**Short task:** Copy the records from the start through the line holding "row-label: FE: Year [119,1147,238,1182]", inclusive, changing every "stat-row" to "summary-row" and leaving everything else the same. Give only those lines.

**Dataset:**
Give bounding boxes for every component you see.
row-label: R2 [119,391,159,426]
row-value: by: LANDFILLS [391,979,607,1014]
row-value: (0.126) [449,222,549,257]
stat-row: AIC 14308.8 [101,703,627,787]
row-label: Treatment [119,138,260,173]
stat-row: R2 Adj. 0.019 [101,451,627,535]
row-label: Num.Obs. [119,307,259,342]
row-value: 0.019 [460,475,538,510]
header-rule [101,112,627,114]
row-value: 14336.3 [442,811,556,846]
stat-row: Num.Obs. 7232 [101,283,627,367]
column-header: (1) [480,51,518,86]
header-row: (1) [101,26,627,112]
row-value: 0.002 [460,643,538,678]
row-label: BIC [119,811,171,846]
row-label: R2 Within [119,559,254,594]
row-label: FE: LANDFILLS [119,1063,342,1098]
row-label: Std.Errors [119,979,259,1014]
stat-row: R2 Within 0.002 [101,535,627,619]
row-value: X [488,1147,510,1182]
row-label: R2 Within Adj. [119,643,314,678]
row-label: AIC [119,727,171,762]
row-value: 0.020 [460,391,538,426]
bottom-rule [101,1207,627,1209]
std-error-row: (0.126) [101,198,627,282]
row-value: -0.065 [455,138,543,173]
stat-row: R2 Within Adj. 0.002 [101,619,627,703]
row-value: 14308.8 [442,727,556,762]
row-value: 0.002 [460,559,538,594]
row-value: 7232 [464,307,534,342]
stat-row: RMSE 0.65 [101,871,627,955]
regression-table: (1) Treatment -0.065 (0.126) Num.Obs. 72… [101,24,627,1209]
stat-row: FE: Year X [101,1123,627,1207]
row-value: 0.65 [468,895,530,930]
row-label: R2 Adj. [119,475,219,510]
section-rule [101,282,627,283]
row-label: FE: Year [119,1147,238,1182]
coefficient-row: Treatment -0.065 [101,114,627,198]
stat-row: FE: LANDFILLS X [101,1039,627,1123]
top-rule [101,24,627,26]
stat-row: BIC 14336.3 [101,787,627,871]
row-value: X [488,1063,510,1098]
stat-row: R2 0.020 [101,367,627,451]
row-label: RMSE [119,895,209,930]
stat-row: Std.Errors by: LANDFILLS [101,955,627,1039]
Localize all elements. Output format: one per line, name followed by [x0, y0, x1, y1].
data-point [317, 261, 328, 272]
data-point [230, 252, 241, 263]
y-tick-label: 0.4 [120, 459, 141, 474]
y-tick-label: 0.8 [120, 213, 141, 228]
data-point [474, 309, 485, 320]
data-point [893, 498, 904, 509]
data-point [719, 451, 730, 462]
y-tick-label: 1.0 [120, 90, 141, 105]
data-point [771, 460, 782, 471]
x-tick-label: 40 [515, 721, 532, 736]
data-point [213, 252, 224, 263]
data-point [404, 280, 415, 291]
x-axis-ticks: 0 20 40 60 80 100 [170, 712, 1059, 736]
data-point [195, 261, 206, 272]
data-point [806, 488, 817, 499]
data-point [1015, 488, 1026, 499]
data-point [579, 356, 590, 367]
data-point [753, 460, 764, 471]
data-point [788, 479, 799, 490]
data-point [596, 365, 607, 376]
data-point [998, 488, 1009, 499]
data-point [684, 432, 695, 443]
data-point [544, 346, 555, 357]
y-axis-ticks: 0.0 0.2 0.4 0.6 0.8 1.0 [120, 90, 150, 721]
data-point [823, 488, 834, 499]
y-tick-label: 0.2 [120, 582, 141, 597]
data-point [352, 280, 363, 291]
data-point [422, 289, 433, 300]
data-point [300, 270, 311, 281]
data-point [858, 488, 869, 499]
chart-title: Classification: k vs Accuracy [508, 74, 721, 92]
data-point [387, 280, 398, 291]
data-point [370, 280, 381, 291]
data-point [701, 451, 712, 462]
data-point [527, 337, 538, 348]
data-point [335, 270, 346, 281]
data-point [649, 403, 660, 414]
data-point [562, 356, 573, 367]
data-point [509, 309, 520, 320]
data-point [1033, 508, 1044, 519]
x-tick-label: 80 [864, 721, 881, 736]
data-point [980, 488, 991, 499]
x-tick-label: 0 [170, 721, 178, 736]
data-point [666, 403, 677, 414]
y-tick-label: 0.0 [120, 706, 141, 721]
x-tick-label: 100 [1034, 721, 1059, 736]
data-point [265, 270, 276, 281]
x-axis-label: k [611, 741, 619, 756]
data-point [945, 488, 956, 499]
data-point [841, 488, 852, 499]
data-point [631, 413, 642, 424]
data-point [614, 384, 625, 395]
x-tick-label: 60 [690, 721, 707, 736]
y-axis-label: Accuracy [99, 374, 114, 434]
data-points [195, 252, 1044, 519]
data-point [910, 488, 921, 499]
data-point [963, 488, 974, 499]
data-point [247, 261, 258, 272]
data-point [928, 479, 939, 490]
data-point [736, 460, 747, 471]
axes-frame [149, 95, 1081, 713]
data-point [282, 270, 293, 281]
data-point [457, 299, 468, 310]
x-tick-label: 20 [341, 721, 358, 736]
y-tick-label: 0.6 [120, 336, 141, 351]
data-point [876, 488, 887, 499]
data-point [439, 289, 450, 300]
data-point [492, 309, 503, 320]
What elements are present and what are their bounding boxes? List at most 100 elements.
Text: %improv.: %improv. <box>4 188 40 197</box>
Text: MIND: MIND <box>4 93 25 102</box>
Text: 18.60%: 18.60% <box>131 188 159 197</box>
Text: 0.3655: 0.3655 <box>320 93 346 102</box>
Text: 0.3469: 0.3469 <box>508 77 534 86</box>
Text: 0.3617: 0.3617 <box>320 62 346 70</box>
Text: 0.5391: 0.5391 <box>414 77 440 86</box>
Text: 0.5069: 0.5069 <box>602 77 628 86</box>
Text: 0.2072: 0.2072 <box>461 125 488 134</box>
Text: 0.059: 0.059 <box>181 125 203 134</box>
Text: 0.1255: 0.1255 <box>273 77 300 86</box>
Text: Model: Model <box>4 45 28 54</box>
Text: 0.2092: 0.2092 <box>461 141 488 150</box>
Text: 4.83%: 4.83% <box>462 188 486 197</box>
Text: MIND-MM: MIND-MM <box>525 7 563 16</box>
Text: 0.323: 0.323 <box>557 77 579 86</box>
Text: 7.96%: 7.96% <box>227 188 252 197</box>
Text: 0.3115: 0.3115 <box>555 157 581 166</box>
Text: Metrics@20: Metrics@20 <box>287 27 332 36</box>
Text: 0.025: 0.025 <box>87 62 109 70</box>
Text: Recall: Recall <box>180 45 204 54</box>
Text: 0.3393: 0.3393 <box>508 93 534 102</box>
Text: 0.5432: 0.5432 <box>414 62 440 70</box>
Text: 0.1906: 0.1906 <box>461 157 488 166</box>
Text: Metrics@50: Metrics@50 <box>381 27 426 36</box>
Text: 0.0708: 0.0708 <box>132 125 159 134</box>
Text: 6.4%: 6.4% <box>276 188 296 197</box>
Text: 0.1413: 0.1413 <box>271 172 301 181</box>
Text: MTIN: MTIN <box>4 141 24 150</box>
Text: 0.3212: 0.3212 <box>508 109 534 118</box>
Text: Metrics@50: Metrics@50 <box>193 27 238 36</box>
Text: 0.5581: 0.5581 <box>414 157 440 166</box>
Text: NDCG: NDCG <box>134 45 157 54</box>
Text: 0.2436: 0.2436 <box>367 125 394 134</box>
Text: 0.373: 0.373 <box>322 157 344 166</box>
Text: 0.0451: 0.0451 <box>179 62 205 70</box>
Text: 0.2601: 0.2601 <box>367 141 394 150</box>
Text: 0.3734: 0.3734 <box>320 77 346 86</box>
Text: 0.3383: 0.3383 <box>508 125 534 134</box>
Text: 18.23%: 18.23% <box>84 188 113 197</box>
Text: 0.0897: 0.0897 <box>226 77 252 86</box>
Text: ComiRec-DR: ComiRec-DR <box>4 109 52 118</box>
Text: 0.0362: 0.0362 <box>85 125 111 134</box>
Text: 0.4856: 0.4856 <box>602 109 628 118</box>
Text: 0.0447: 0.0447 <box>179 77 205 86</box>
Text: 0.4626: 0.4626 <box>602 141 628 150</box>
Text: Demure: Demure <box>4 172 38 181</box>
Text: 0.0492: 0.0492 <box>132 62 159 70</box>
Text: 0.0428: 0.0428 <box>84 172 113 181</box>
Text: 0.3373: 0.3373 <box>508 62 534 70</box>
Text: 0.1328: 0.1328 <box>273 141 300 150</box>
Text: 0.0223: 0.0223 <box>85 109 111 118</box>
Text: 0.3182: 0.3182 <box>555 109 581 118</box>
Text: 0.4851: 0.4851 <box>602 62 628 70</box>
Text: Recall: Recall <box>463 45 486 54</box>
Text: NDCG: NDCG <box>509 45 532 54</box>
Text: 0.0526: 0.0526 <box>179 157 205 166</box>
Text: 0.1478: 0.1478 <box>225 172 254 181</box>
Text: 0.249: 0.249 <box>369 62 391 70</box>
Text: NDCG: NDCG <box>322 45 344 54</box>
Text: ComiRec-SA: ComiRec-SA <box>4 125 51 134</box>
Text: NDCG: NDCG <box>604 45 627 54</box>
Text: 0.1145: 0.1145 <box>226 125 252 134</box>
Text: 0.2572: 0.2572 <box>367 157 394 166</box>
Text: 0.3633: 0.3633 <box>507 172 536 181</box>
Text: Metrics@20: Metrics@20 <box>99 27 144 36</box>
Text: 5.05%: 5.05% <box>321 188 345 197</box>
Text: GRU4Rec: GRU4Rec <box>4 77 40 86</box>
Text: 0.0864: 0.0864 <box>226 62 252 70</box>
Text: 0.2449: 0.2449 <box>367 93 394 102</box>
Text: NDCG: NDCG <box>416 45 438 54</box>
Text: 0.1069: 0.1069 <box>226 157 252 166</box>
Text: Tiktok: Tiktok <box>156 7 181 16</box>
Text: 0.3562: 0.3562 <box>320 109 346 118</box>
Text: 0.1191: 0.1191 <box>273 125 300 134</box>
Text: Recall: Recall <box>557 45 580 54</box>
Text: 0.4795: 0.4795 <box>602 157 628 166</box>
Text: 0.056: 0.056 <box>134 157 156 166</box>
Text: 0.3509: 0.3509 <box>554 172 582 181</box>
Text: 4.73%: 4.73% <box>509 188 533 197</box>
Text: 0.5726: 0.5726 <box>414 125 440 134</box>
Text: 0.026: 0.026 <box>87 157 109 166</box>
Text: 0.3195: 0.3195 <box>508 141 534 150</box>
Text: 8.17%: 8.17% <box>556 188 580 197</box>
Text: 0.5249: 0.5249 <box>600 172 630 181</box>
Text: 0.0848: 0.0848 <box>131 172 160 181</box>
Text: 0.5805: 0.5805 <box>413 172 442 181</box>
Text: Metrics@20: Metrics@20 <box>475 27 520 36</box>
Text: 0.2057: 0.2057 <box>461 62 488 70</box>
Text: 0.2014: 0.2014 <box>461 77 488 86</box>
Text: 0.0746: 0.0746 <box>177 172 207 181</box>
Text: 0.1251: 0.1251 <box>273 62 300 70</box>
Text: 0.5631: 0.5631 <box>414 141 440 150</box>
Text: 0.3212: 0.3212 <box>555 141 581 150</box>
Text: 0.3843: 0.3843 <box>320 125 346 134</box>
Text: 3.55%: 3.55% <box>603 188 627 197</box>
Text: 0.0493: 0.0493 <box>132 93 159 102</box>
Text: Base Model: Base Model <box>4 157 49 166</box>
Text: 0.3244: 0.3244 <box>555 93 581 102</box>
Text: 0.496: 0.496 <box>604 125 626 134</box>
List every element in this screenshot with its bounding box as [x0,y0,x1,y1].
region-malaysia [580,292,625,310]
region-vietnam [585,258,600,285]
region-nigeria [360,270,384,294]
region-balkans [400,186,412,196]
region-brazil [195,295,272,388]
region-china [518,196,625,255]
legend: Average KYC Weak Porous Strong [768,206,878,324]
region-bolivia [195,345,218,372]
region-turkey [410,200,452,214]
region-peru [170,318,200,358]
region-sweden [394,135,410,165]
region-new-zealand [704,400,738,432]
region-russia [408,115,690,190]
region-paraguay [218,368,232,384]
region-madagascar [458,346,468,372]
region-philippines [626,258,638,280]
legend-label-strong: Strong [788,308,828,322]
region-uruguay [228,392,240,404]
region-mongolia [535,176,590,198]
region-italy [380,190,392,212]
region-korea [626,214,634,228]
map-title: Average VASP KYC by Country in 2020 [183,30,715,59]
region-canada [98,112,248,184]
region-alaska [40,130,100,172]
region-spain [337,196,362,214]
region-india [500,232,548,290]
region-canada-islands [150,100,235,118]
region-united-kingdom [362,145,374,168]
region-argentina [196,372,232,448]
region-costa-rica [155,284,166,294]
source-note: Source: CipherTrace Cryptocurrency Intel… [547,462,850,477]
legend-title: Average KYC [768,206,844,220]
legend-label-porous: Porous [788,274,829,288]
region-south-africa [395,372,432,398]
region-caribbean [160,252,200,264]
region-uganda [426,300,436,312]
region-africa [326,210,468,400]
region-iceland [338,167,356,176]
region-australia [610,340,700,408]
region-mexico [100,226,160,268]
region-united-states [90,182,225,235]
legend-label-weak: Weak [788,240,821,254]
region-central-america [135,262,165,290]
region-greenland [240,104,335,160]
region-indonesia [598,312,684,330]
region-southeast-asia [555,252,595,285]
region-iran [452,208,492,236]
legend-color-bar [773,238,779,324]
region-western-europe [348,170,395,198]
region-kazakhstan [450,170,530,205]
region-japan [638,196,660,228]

**Complete answer:**
Give bounding boxes for every component you see.
row-label: R2 [119,391,159,426]
row-value: by: LANDFILLS [391,979,607,1014]
row-value: (0.126) [449,222,549,257]
summary-row: AIC 14308.8 [101,703,627,787]
row-label: Treatment [119,138,260,173]
summary-row: R2 Adj. 0.019 [101,451,627,535]
row-label: Num.Obs. [119,307,259,342]
row-value: 0.019 [460,475,538,510]
header-rule [101,112,627,114]
row-value: 14336.3 [442,811,556,846]
summary-row: Num.Obs. 7232 [101,283,627,367]
column-header: (1) [480,51,518,86]
header-row: (1) [101,26,627,112]
row-value: 0.002 [460,643,538,678]
row-label: BIC [119,811,171,846]
row-label: R2 Within [119,559,254,594]
row-label: FE: LANDFILLS [119,1063,342,1098]
row-label: Std.Errors [119,979,259,1014]
summary-row: R2 Within 0.002 [101,535,627,619]
row-value: X [488,1147,510,1182]
row-label: R2 Within Adj. [119,643,314,678]
row-label: AIC [119,727,171,762]
row-value: 0.020 [460,391,538,426]
bottom-rule [101,1207,627,1209]
std-error-row: (0.126) [101,198,627,282]
row-value: -0.065 [455,138,543,173]
summary-row: R2 Within Adj. 0.002 [101,619,627,703]
row-value: 14308.8 [442,727,556,762]
row-value: 0.002 [460,559,538,594]
row-value: 7232 [464,307,534,342]
summary-row: RMSE 0.65 [101,871,627,955]
regression-table: (1) Treatment -0.065 (0.126) Num.Obs. 72… [101,24,627,1209]
summary-row: FE: Year X [101,1123,627,1207]
row-value: 0.65 [468,895,530,930]
row-label: R2 Adj. [119,475,219,510]
section-rule [101,282,627,283]
row-label: FE: Year [119,1147,238,1182]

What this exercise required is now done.